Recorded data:

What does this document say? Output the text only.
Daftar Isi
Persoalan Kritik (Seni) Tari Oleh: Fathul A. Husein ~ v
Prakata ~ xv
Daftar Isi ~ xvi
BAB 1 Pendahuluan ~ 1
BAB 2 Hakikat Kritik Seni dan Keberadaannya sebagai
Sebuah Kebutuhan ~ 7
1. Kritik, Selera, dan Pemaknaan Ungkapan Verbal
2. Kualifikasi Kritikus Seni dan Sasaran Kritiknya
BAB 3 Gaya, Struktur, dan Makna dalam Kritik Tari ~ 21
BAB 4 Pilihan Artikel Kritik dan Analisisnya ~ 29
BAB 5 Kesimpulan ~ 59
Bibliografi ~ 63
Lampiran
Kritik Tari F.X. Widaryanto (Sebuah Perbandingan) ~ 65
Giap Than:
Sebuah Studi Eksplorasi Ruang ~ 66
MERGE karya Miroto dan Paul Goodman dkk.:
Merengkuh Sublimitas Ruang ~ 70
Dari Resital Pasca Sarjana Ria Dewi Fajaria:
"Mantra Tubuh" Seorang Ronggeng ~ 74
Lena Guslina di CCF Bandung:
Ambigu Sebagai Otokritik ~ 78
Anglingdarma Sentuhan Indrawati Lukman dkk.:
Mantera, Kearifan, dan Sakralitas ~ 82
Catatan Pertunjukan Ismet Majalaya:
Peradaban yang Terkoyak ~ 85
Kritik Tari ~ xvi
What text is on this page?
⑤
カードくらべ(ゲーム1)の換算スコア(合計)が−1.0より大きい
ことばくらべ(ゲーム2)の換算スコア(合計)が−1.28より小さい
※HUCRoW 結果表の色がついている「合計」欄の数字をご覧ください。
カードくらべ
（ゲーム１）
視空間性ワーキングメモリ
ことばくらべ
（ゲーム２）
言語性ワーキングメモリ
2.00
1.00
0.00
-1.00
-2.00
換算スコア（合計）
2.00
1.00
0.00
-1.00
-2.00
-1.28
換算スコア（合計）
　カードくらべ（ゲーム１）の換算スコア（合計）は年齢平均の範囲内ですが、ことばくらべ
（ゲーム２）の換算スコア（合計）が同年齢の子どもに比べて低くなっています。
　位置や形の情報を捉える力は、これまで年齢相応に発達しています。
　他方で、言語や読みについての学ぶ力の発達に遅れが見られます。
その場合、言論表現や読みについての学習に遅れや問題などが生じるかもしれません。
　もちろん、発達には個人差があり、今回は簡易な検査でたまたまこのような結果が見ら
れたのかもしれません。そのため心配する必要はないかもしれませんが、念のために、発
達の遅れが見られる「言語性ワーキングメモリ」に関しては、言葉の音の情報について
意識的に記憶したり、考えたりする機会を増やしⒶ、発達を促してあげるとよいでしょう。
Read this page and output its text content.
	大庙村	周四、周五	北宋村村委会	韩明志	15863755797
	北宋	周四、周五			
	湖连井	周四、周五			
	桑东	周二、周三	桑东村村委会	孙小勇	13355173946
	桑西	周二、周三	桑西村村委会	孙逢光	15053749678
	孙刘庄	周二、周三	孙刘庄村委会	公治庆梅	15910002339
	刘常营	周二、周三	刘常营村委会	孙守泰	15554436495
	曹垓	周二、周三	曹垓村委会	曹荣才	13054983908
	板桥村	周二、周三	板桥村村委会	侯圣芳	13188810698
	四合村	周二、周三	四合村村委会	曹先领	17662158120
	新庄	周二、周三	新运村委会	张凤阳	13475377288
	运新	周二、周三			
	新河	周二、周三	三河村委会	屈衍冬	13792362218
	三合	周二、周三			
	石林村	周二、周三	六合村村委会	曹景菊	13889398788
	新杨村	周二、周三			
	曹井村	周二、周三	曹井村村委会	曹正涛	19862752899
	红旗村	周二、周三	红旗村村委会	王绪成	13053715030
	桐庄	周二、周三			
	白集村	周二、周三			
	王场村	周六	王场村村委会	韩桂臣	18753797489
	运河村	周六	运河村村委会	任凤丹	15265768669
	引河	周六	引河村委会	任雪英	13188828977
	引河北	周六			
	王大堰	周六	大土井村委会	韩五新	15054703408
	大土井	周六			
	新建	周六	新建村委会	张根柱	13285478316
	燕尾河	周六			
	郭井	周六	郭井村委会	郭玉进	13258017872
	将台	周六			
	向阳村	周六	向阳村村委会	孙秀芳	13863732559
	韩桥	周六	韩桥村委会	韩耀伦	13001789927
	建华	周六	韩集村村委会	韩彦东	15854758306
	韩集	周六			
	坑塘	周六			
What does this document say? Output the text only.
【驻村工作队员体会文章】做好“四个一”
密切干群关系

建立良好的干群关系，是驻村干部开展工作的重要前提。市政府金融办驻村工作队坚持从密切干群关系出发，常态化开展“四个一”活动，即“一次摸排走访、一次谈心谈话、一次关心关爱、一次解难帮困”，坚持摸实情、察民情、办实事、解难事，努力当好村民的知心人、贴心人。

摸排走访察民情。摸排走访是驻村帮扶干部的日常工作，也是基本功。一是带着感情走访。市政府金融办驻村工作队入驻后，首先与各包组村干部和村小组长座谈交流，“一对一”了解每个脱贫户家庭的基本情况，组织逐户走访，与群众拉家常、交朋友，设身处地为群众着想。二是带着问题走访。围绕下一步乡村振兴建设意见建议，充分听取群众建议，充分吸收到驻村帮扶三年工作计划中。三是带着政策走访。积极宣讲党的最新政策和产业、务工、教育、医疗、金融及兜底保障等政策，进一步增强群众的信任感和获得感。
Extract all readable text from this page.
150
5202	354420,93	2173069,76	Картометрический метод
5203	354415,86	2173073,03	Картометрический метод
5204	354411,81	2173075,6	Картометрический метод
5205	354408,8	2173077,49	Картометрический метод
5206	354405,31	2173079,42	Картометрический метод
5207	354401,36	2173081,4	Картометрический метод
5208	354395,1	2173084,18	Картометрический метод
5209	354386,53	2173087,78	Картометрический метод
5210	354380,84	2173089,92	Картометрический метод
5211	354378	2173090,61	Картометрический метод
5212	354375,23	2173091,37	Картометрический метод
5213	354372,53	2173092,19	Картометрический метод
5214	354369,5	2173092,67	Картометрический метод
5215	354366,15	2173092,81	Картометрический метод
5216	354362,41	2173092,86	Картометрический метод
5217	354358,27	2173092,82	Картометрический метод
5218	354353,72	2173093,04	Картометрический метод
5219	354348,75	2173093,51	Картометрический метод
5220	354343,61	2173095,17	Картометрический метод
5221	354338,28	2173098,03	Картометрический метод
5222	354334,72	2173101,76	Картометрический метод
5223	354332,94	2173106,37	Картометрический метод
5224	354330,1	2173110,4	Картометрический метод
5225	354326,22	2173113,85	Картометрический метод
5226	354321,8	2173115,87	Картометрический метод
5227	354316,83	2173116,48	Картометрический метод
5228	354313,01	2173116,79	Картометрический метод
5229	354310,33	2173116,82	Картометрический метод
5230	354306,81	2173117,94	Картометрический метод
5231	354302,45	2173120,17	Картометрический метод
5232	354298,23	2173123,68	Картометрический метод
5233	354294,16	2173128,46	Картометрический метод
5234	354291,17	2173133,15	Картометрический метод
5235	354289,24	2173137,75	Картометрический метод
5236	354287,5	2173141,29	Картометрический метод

To do:
Restate all of the entries exactly, please.

Written answer:
What does this document say? Output the text only.
Daftar Isi
Persoalan Kritik (Seni) Tari Oleh: Fathul A. Husein ~ v
Prakata ~ xv
Daftar Isi ~ xvi
BAB 1 Pendahuluan ~ 1
BAB 2 Hakikat Kritik Seni dan Keberadaannya sebagai
Sebuah Kebutuhan ~ 7
1. Kritik, Selera, dan Pemaknaan Ungkapan Verbal
2. Kualifikasi Kritikus Seni dan Sasaran Kritiknya
BAB 3 Gaya, Struktur, dan Makna dalam Kritik Tari ~ 21
BAB 4 Pilihan Artikel Kritik dan Analisisnya ~ 29
BAB 5 Kesimpulan ~ 59
Bibliografi ~ 63
Lampiran
Kritik Tari F.X. Widaryanto (Sebuah Perbandingan) ~ 65
Giap Than:
Sebuah Studi Eksplorasi Ruang ~ 66
MERGE karya Miroto dan Paul Goodman dkk.:
Merengkuh Sublimitas Ruang ~ 70
Dari Resital Pasca Sarjana Ria Dewi Fajaria:
"Mantra Tubuh" Seorang Ronggeng ~ 74
Lena Guslina di CCF Bandung:
Ambigu Sebagai Otokritik ~ 78
Anglingdarma Sentuhan Indrawati Lukman dkk.:
Mantera, Kearifan, dan Sakralitas ~ 82
Catatan Pertunjukan Ismet Majalaya:
Peradaban yang Terkoyak ~ 85
Kritik Tari ~ xvi
What text is on this page?
⑤
カードくらべ(ゲーム1)の換算スコア(合計)が−1.0より大きい
ことばくらべ(ゲーム2)の換算スコア(合計)が−1.28より小さい
※HUCRoW 結果表の色がついている「合計」欄の数字をご覧ください。
カードくらべ
（ゲーム１）
視空間性ワーキングメモリ
ことばくらべ
（ゲーム２）
言語性ワーキングメモリ
2.00
1.00
0.00
-1.00
-2.00
換算スコア（合計）
2.00
1.00
0.00
-1.00
-2.00
-1.28
換算スコア（合計）
　カードくらべ（ゲーム１）の換算スコア（合計）は年齢平均の範囲内ですが、ことばくらべ
（ゲーム２）の換算スコア（合計）が同年齢の子どもに比べて低くなっています。
　位置や形の情報を捉える力は、これまで年齢相応に発達しています。
　他方で、言語や読みについての学ぶ力の発達に遅れが見られます。
その場合、言論表現や読みについての学習に遅れや問題などが生じるかもしれません。
　もちろん、発達には個人差があり、今回は簡易な検査でたまたまこのような結果が見ら
れたのかもしれません。そのため心配する必要はないかもしれませんが、念のために、発
達の遅れが見られる「言語性ワーキングメモリ」に関しては、言葉の音の情報について
意識的に記憶したり、考えたりする機会を増やしⒶ、発達を促してあげるとよいでしょう。
Read this page and output its text content.
	大庙村	周四、周五	北宋村村委会	韩明志	15863755797
	北宋	周四、周五			
	湖连井	周四、周五			
	桑东	周二、周三	桑东村村委会	孙小勇	13355173946
	桑西	周二、周三	桑西村村委会	孙逢光	15053749678
	孙刘庄	周二、周三	孙刘庄村委会	公治庆梅	15910002339
	刘常营	周二、周三	刘常营村委会	孙守泰	15554436495
	曹垓	周二、周三	曹垓村委会	曹荣才	13054983908
	板桥村	周二、周三	板桥村村委会	侯圣芳	13188810698
	四合村	周二、周三	四合村村委会	曹先领	17662158120
	新庄	周二、周三	新运村委会	张凤阳	13475377288
	运新	周二、周三			
	新河	周二、周三	三河村委会	屈衍冬	13792362218
	三合	周二、周三			
	石林村	周二、周三	六合村村委会	曹景菊	13889398788
	新杨村	周二、周三			
	曹井村	周二、周三	曹井村村委会	曹正涛	19862752899
	红旗村	周二、周三	红旗村村委会	王绪成	13053715030
	桐庄	周二、周三			
	白集村	周二、周三			
	王场村	周六	王场村村委会	韩桂臣	18753797489
	运河村	周六	运河村村委会	任凤丹	15265768669
	引河	周六	引河村委会	任雪英	13188828977
	引河北	周六			
	王大堰	周六	大土井村委会	韩五新	15054703408
	大土井	周六			
	新建	周六	新建村委会	张根柱	13285478316
	燕尾河	周六			
	郭井	周六	郭井村委会	郭玉进	13258017872
	将台	周六			
	向阳村	周六	向阳村村委会	孙秀芳	13863732559
	韩桥	周六	韩桥村委会	韩耀伦	13001789927
	建华	周六	韩集村村委会	韩彦东	15854758306
	韩集	周六			
	坑塘	周六			
What does this document say? Output the text only.
【驻村工作队员体会文章】做好“四个一”
密切干群关系

建立良好的干群关系，是驻村干部开展工作的重要前提。市政府金融办驻村工作队坚持从密切干群关系出发，常态化开展“四个一”活动，即“一次摸排走访、一次谈心谈话、一次关心关爱、一次解难帮困”，坚持摸实情、察民情、办实事、解难事，努力当好村民的知心人、贴心人。

摸排走访察民情。摸排走访是驻村帮扶干部的日常工作，也是基本功。一是带着感情走访。市政府金融办驻村工作队入驻后，首先与各包组村干部和村小组长座谈交流，“一对一”了解每个脱贫户家庭的基本情况，组织逐户走访，与群众拉家常、交朋友，设身处地为群众着想。二是带着问题走访。围绕下一步乡村振兴建设意见建议，充分听取群众建议，充分吸收到驻村帮扶三年工作计划中。三是带着政策走访。积极宣讲党的最新政策和产业、务工、教育、医疗、金融及兜底保障等政策，进一步增强群众的信任感和获得感。
Extract all readable text from this page.
150
5202	354420,93	2173069,76	Картометрический метод
5203	354415,86	2173073,03	Картометрический метод
5204	354411,81	2173075,6	Картометрический метод
5205	354408,8	2173077,49	Картометрический метод
5206	354405,31	2173079,42	Картометрический метод
5207	354401,36	2173081,4	Картометрический метод
5208	354395,1	2173084,18	Картометрический метод
5209	354386,53	2173087,78	Картометрический метод
5210	354380,84	2173089,92	Картометрический метод
5211	354378	2173090,61	Картометрический метод
5212	354375,23	2173091,37	Картометрический метод
5213	354372,53	2173092,19	Картометрический метод
5214	354369,5	2173092,67	Картометрический метод
5215	354366,15	2173092,81	Картометрический метод
5216	354362,41	2173092,86	Картометрический метод
5217	354358,27	2173092,82	Картометрический метод
5218	354353,72	2173093,04	Картометрический метод
5219	354348,75	2173093,51	Картометрический метод
5220	354343,61	2173095,17	Картометрический метод
5221	354338,28	2173098,03	Картометрический метод
5222	354334,72	2173101,76	Картометрический метод
5223	354332,94	2173106,37	Картометрический метод
5224	354330,1	2173110,4	Картометрический метод
5225	354326,22	2173113,85	Картометрический метод
5226	354321,8	2173115,87	Картометрический метод
5227	354316,83	2173116,48	Картометрический метод
5228	354313,01	2173116,79	Картометрический метод
5229	354310,33	2173116,82	Картометрический метод
5230	354306,81	2173117,94	Картометрический метод
5231	354302,45	2173120,17	Картометрический метод
5232	354298,23	2173123,68	Картометрический метод
5233	354294,16	2173128,46	Картометрический метод
5234	354291,17	2173133,15	Картометрический метод
5235	354289,24	2173137,75	Картометрический метод
5236	354287,5	2173141,29	Картометрический метод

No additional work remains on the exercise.